> Data in this exercise:

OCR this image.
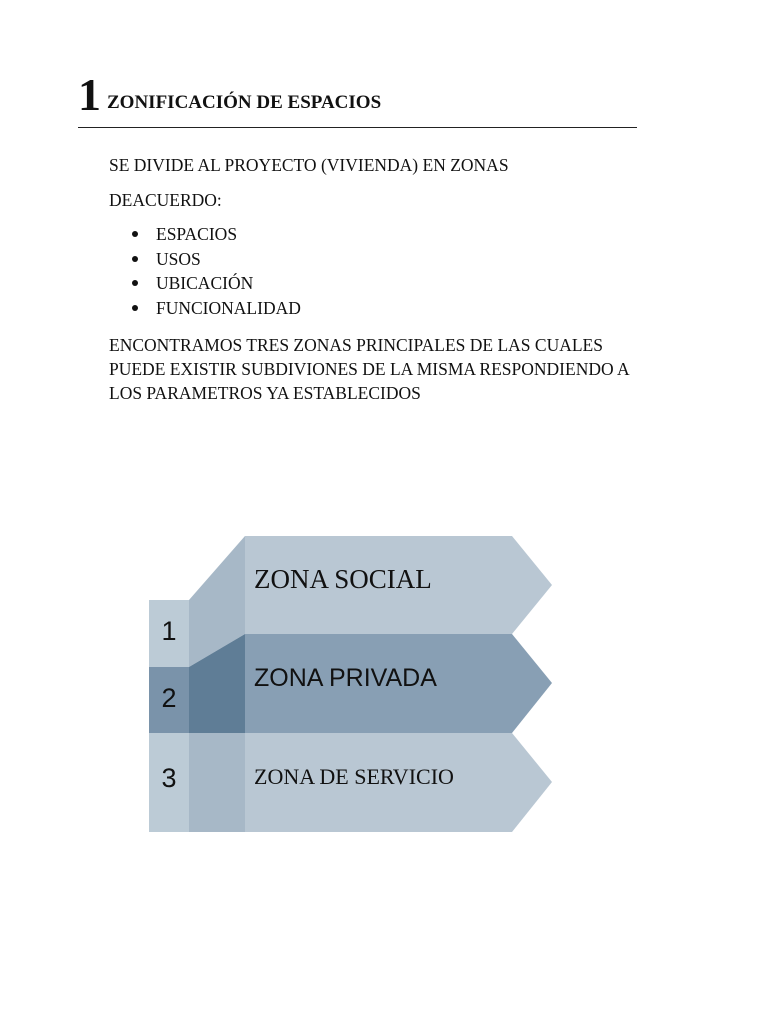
1 ZONIFICACIÓN DE ESPACIOS
SE DIVIDE AL PROYECTO (VIVIENDA) EN ZONAS
DEACUERDO:
ESPACIOS
USOS
UBICACIÓN
FUNCIONALIDAD
ENCONTRAMOS TRES ZONAS PRINCIPALES DE LAS CUALES PUEDE EXISTIR SUBDIVIONES DE LA MISMA RESPONDIENDO A LOS PARAMETROS YA ESTABLECIDOS
1
2
3
ZONA SOCIAL
ZONA PRIVADA
ZONA DE SERVICIO
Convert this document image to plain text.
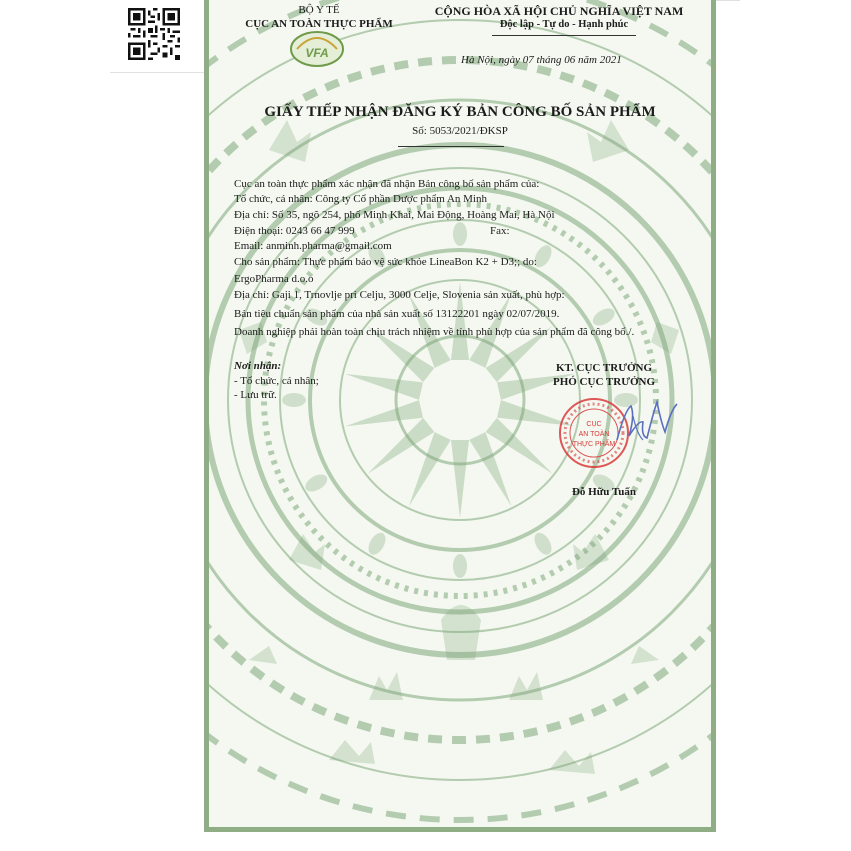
VFA
BỘ Y TẾ
CỤC AN TOÀN THỰC PHẨM
CỘNG HÒA XÃ HỘI CHỦ NGHĨA VIỆT NAM
Độc lập - Tự do - Hạnh phúc
Hà Nội, ngày 07 tháng 06 năm 2021
GIẤY TIẾP NHẬN ĐĂNG KÝ BẢN CÔNG BỐ SẢN PHẨM
Số: 5053/2021/ĐKSP
Cục an toàn thực phẩm xác nhận đã nhận Bản công bố sản phẩm của:
Tổ chức, cá nhân: Công ty Cổ phần Dược phẩm An Minh
Địa chỉ: Số 35, ngõ 254, phố Minh Khai, Mai Động, Hoàng Mai, Hà Nội
Điện thoại: 0243 66 47 999	Fax:
Email: anminh.pharma@gmail.com
Cho sản phẩm: Thực phẩm bảo vệ sức khỏe LineaBon K2 + D3;; do:
ErgoPharma d.o.o
Địa chỉ: Gaji 1, Trnovlje pri Celju, 3000 Celje, Slovenia sản xuất, phù hợp:
Bản tiêu chuẩn sản phẩm của nhà sản xuất số 13122201 ngày 02/07/2019.
Doanh nghiệp phải hoàn toàn chịu trách nhiệm về tính phù hợp của sản phẩm đã công bố./.
Nơi nhận:
- Tổ chức, cá nhân;
- Lưu trữ.
KT. CỤC TRƯỞNG
PHÓ CỤC TRƯỞNG
CỤC
AN TOÀN
THỰC PHẨM
Đỗ Hữu Tuấn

> Do this: Images should not appear in the copy; retype the listing above exactly.

> Task response:
OCR this image.
1 ZONIFICACIÓN DE ESPACIOS
SE DIVIDE AL PROYECTO (VIVIENDA) EN ZONAS
DEACUERDO:
ESPACIOS
USOS
UBICACIÓN
FUNCIONALIDAD
ENCONTRAMOS TRES ZONAS PRINCIPALES DE LAS CUALES PUEDE EXISTIR SUBDIVIONES DE LA MISMA RESPONDIENDO A LOS PARAMETROS YA ESTABLECIDOS
1
2
3
ZONA SOCIAL
ZONA PRIVADA
ZONA DE SERVICIO
Convert this document image to plain text.
VFA
BỘ Y TẾ
CỤC AN TOÀN THỰC PHẨM
CỘNG HÒA XÃ HỘI CHỦ NGHĨA VIỆT NAM
Độc lập - Tự do - Hạnh phúc
Hà Nội, ngày 07 tháng 06 năm 2021
GIẤY TIẾP NHẬN ĐĂNG KÝ BẢN CÔNG BỐ SẢN PHẨM
Số: 5053/2021/ĐKSP
Cục an toàn thực phẩm xác nhận đã nhận Bản công bố sản phẩm của:
Tổ chức, cá nhân: Công ty Cổ phần Dược phẩm An Minh
Địa chỉ: Số 35, ngõ 254, phố Minh Khai, Mai Động, Hoàng Mai, Hà Nội
Điện thoại: 0243 66 47 999	Fax:
Email: anminh.pharma@gmail.com
Cho sản phẩm: Thực phẩm bảo vệ sức khỏe LineaBon K2 + D3;; do:
ErgoPharma d.o.o
Địa chỉ: Gaji 1, Trnovlje pri Celju, 3000 Celje, Slovenia sản xuất, phù hợp:
Bản tiêu chuẩn sản phẩm của nhà sản xuất số 13122201 ngày 02/07/2019.
Doanh nghiệp phải hoàn toàn chịu trách nhiệm về tính phù hợp của sản phẩm đã công bố./.
Nơi nhận:
- Tổ chức, cá nhân;
- Lưu trữ.
KT. CỤC TRƯỞNG
PHÓ CỤC TRƯỞNG
CỤC
AN TOÀN
THỰC PHẨM
Đỗ Hữu Tuấn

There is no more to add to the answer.